- _WHAT YOU NEED TO DO_:
Scan the data that follows and count the lines with the string "examples"; answer with the count alone.

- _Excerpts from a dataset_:
------

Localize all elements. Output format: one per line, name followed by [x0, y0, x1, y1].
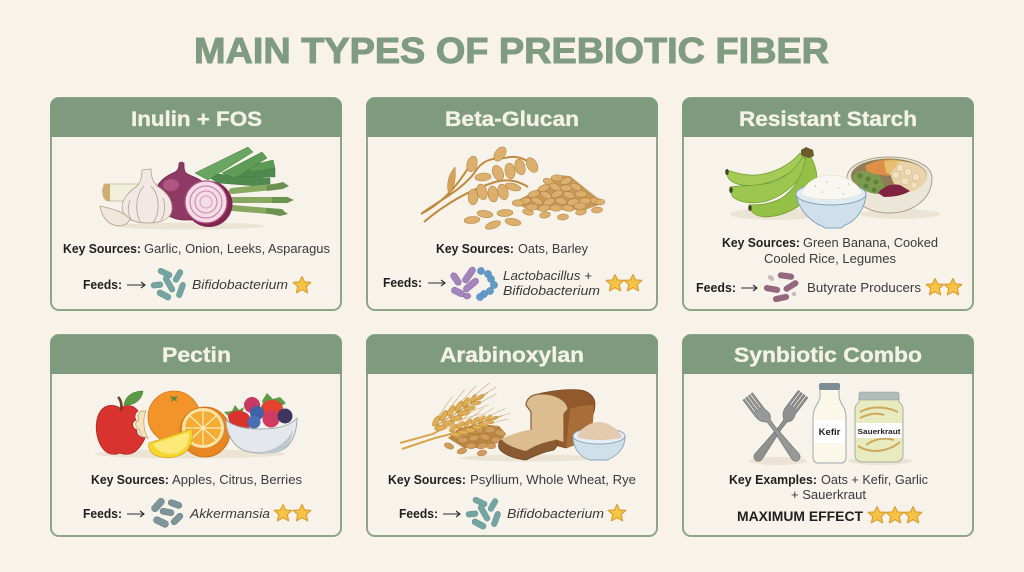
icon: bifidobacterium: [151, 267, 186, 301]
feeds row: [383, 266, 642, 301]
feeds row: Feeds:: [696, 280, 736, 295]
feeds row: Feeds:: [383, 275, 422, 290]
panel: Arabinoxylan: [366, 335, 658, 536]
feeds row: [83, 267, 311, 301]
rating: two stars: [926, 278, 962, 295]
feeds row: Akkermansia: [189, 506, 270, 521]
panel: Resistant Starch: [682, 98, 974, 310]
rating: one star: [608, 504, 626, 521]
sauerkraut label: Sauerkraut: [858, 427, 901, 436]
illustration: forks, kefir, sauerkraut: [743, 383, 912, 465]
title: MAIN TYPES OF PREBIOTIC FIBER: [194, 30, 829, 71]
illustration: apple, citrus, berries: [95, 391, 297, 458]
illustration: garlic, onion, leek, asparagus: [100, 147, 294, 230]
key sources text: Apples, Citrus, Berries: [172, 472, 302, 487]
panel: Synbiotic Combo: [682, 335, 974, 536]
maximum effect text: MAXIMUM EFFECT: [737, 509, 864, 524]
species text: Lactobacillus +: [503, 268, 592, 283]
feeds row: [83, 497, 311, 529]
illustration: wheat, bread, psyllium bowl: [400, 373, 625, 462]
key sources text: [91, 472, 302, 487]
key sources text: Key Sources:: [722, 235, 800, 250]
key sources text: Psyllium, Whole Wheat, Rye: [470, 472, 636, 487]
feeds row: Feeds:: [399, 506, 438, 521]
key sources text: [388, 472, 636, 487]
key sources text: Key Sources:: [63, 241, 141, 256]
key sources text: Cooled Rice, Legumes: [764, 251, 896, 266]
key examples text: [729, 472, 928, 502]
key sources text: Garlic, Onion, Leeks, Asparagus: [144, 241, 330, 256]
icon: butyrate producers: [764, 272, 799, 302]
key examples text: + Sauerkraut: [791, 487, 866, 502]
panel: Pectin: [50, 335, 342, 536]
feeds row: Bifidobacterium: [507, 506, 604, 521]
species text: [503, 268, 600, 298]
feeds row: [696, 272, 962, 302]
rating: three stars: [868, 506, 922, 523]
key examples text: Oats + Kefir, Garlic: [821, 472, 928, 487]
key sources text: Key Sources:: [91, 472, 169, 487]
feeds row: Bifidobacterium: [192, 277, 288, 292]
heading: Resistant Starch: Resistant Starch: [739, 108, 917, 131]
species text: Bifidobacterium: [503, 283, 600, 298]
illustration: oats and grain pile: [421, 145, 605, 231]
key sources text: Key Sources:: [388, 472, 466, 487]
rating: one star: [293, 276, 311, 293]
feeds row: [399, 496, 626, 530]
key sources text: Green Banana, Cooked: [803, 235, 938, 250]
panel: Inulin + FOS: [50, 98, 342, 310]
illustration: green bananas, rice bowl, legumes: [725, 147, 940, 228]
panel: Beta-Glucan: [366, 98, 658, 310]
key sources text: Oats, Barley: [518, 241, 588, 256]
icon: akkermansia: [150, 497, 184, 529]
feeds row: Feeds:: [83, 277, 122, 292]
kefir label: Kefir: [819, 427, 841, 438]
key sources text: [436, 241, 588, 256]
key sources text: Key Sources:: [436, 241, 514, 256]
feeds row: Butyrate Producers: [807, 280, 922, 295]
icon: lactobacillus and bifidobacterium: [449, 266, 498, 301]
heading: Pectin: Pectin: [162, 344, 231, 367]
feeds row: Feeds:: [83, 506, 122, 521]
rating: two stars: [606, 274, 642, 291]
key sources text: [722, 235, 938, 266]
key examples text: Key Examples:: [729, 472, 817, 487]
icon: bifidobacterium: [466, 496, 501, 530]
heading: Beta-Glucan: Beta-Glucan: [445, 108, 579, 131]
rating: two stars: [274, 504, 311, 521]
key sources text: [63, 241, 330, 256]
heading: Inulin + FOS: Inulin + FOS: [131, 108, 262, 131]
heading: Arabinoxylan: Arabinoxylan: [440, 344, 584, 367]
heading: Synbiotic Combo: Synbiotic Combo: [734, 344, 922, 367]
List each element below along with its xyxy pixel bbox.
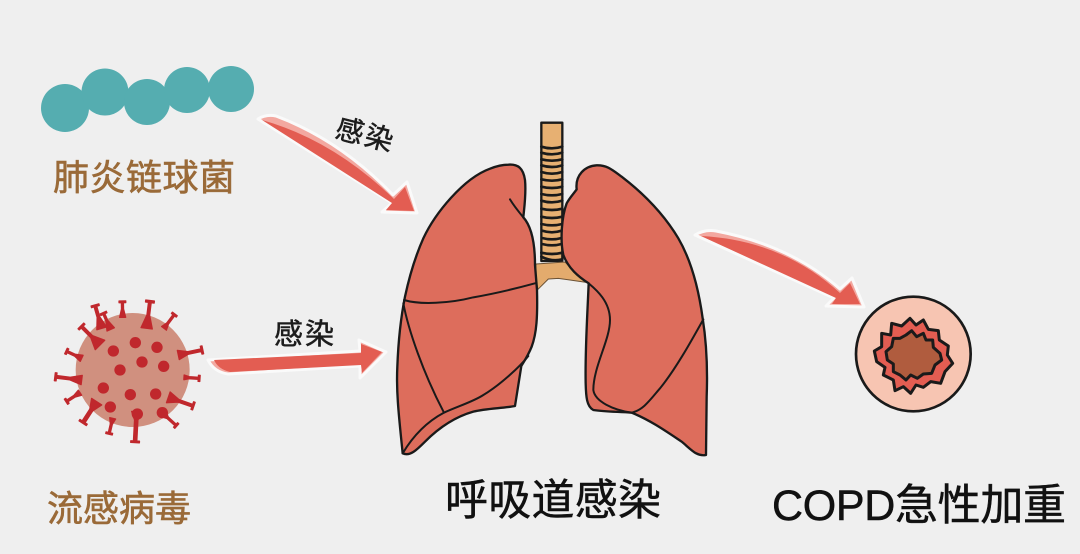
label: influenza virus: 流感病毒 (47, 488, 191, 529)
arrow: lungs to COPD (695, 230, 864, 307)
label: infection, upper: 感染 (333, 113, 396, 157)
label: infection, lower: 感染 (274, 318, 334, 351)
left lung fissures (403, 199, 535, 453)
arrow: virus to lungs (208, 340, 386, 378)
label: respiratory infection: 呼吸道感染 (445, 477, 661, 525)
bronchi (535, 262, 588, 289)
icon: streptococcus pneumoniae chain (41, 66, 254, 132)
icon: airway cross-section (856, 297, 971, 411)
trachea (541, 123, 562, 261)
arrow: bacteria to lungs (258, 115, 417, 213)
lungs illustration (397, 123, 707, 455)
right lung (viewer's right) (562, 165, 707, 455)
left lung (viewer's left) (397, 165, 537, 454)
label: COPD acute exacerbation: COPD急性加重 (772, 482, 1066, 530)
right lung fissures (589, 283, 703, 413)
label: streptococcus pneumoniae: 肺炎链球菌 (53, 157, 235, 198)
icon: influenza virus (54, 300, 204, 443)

------

- _YOUR SOLUTION_:
4